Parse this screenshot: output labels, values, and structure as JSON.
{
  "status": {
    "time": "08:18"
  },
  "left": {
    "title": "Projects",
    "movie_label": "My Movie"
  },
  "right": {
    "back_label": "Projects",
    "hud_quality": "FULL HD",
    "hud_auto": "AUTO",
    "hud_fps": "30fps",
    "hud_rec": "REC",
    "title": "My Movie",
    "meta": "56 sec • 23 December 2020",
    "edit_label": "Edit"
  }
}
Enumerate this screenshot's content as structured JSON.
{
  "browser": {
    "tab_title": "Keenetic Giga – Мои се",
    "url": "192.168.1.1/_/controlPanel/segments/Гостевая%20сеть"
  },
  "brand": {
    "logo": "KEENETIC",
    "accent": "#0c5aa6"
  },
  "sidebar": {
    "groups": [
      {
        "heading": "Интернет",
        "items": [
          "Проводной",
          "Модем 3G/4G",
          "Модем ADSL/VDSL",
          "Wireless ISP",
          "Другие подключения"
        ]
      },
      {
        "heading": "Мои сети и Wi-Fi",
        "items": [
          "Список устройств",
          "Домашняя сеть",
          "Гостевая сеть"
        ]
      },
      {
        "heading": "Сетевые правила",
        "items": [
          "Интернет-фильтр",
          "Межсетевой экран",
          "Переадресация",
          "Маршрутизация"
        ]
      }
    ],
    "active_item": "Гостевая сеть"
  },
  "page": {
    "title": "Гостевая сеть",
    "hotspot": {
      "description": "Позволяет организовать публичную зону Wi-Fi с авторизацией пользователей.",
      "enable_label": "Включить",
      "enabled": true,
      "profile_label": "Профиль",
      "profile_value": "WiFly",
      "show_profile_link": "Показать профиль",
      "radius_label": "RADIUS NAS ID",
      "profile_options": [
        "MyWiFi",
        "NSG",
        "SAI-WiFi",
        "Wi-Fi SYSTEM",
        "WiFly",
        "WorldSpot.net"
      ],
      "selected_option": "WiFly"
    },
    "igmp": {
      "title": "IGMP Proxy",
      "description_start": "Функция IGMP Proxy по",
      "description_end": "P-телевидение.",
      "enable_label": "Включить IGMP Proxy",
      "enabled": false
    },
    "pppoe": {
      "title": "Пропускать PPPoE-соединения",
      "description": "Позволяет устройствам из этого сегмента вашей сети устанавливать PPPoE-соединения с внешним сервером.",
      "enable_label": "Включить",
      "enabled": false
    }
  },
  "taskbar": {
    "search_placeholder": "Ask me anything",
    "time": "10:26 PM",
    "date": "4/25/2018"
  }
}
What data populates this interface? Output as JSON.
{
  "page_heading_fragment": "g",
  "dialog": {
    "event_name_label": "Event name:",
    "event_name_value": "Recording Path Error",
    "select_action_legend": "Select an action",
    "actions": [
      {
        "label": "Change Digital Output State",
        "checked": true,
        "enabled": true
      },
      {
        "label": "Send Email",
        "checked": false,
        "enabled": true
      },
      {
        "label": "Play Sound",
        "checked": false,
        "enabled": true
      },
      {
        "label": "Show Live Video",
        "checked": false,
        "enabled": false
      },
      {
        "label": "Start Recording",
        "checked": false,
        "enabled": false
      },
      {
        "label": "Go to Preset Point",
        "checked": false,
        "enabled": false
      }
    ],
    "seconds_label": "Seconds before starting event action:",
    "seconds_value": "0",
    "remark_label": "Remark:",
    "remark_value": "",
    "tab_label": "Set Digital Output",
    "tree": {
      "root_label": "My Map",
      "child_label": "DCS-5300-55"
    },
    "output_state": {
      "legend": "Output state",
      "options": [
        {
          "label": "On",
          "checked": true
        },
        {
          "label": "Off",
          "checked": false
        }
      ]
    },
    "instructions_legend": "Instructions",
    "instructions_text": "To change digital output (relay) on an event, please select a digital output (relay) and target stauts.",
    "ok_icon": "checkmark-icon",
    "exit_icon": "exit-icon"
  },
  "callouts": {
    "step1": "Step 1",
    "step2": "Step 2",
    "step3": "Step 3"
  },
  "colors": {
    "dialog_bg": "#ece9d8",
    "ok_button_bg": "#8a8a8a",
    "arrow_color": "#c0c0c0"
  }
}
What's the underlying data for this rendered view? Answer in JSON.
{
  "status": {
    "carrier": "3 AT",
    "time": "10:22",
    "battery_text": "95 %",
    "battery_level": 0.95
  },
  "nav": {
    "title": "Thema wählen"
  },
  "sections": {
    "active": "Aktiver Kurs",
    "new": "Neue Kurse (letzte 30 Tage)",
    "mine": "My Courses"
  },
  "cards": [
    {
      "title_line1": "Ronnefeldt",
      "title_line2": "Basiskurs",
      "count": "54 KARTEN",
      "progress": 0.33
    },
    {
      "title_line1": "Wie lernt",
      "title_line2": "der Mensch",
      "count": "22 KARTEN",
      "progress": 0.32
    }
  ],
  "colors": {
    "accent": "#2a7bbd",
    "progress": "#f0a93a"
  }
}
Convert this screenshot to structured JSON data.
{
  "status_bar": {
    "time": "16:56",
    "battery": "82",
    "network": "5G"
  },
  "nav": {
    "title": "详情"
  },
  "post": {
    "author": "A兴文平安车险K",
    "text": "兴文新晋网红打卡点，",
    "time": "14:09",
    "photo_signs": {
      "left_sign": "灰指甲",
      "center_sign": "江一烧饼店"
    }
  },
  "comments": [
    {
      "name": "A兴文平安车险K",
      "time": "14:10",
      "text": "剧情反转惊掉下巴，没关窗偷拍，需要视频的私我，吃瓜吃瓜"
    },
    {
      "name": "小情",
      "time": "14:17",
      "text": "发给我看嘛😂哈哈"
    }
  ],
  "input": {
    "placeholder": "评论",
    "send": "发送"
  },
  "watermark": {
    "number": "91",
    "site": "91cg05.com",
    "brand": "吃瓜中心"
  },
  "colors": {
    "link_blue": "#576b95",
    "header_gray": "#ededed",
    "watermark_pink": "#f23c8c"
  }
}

_Directions for this task_. Extract the full listing and reproduce each line exactly.

_Reply_.
Parse this screenshot: output labels, values, and structure as JSON.
{
  "status": {
    "time": "08:18"
  },
  "left": {
    "title": "Projects",
    "movie_label": "My Movie"
  },
  "right": {
    "back_label": "Projects",
    "hud_quality": "FULL HD",
    "hud_auto": "AUTO",
    "hud_fps": "30fps",
    "hud_rec": "REC",
    "title": "My Movie",
    "meta": "56 sec • 23 December 2020",
    "edit_label": "Edit"
  }
}
Enumerate this screenshot's content as structured JSON.
{
  "browser": {
    "tab_title": "Keenetic Giga – Мои се",
    "url": "192.168.1.1/_/controlPanel/segments/Гостевая%20сеть"
  },
  "brand": {
    "logo": "KEENETIC",
    "accent": "#0c5aa6"
  },
  "sidebar": {
    "groups": [
      {
        "heading": "Интернет",
        "items": [
          "Проводной",
          "Модем 3G/4G",
          "Модем ADSL/VDSL",
          "Wireless ISP",
          "Другие подключения"
        ]
      },
      {
        "heading": "Мои сети и Wi-Fi",
        "items": [
          "Список устройств",
          "Домашняя сеть",
          "Гостевая сеть"
        ]
      },
      {
        "heading": "Сетевые правила",
        "items": [
          "Интернет-фильтр",
          "Межсетевой экран",
          "Переадресация",
          "Маршрутизация"
        ]
      }
    ],
    "active_item": "Гостевая сеть"
  },
  "page": {
    "title": "Гостевая сеть",
    "hotspot": {
      "description": "Позволяет организовать публичную зону Wi-Fi с авторизацией пользователей.",
      "enable_label": "Включить",
      "enabled": true,
      "profile_label": "Профиль",
      "profile_value": "WiFly",
      "show_profile_link": "Показать профиль",
      "radius_label": "RADIUS NAS ID",
      "profile_options": [
        "MyWiFi",
        "NSG",
        "SAI-WiFi",
        "Wi-Fi SYSTEM",
        "WiFly",
        "WorldSpot.net"
      ],
      "selected_option": "WiFly"
    },
    "igmp": {
      "title": "IGMP Proxy",
      "description_start": "Функция IGMP Proxy по",
      "description_end": "P-телевидение.",
      "enable_label": "Включить IGMP Proxy",
      "enabled": false
    },
    "pppoe": {
      "title": "Пропускать PPPoE-соединения",
      "description": "Позволяет устройствам из этого сегмента вашей сети устанавливать PPPoE-соединения с внешним сервером.",
      "enable_label": "Включить",
      "enabled": false
    }
  },
  "taskbar": {
    "search_placeholder": "Ask me anything",
    "time": "10:26 PM",
    "date": "4/25/2018"
  }
}
What data populates this interface? Output as JSON.
{
  "page_heading_fragment": "g",
  "dialog": {
    "event_name_label": "Event name:",
    "event_name_value": "Recording Path Error",
    "select_action_legend": "Select an action",
    "actions": [
      {
        "label": "Change Digital Output State",
        "checked": true,
        "enabled": true
      },
      {
        "label": "Send Email",
        "checked": false,
        "enabled": true
      },
      {
        "label": "Play Sound",
        "checked": false,
        "enabled": true
      },
      {
        "label": "Show Live Video",
        "checked": false,
        "enabled": false
      },
      {
        "label": "Start Recording",
        "checked": false,
        "enabled": false
      },
      {
        "label": "Go to Preset Point",
        "checked": false,
        "enabled": false
      }
    ],
    "seconds_label": "Seconds before starting event action:",
    "seconds_value": "0",
    "remark_label": "Remark:",
    "remark_value": "",
    "tab_label": "Set Digital Output",
    "tree": {
      "root_label": "My Map",
      "child_label": "DCS-5300-55"
    },
    "output_state": {
      "legend": "Output state",
      "options": [
        {
          "label": "On",
          "checked": true
        },
        {
          "label": "Off",
          "checked": false
        }
      ]
    },
    "instructions_legend": "Instructions",
    "instructions_text": "To change digital output (relay) on an event, please select a digital output (relay) and target stauts.",
    "ok_icon": "checkmark-icon",
    "exit_icon": "exit-icon"
  },
  "callouts": {
    "step1": "Step 1",
    "step2": "Step 2",
    "step3": "Step 3"
  },
  "colors": {
    "dialog_bg": "#ece9d8",
    "ok_button_bg": "#8a8a8a",
    "arrow_color": "#c0c0c0"
  }
}
What's the underlying data for this rendered view? Answer in JSON.
{
  "status": {
    "carrier": "3 AT",
    "time": "10:22",
    "battery_text": "95 %",
    "battery_level": 0.95
  },
  "nav": {
    "title": "Thema wählen"
  },
  "sections": {
    "active": "Aktiver Kurs",
    "new": "Neue Kurse (letzte 30 Tage)",
    "mine": "My Courses"
  },
  "cards": [
    {
      "title_line1": "Ronnefeldt",
      "title_line2": "Basiskurs",
      "count": "54 KARTEN",
      "progress": 0.33
    },
    {
      "title_line1": "Wie lernt",
      "title_line2": "der Mensch",
      "count": "22 KARTEN",
      "progress": 0.32
    }
  ],
  "colors": {
    "accent": "#2a7bbd",
    "progress": "#f0a93a"
  }
}
Convert this screenshot to structured JSON data.
{
  "status_bar": {
    "time": "16:56",
    "battery": "82",
    "network": "5G"
  },
  "nav": {
    "title": "详情"
  },
  "post": {
    "author": "A兴文平安车险K",
    "text": "兴文新晋网红打卡点，",
    "time": "14:09",
    "photo_signs": {
      "left_sign": "灰指甲",
      "center_sign": "江一烧饼店"
    }
  },
  "comments": [
    {
      "name": "A兴文平安车险K",
      "time": "14:10",
      "text": "剧情反转惊掉下巴，没关窗偷拍，需要视频的私我，吃瓜吃瓜"
    },
    {
      "name": "小情",
      "time": "14:17",
      "text": "发给我看嘛😂哈哈"
    }
  ],
  "input": {
    "placeholder": "评论",
    "send": "发送"
  },
  "watermark": {
    "number": "91",
    "site": "91cg05.com",
    "brand": "吃瓜中心"
  },
  "colors": {
    "link_blue": "#576b95",
    "header_gray": "#ededed",
    "watermark_pink": "#f23c8c"
  }
}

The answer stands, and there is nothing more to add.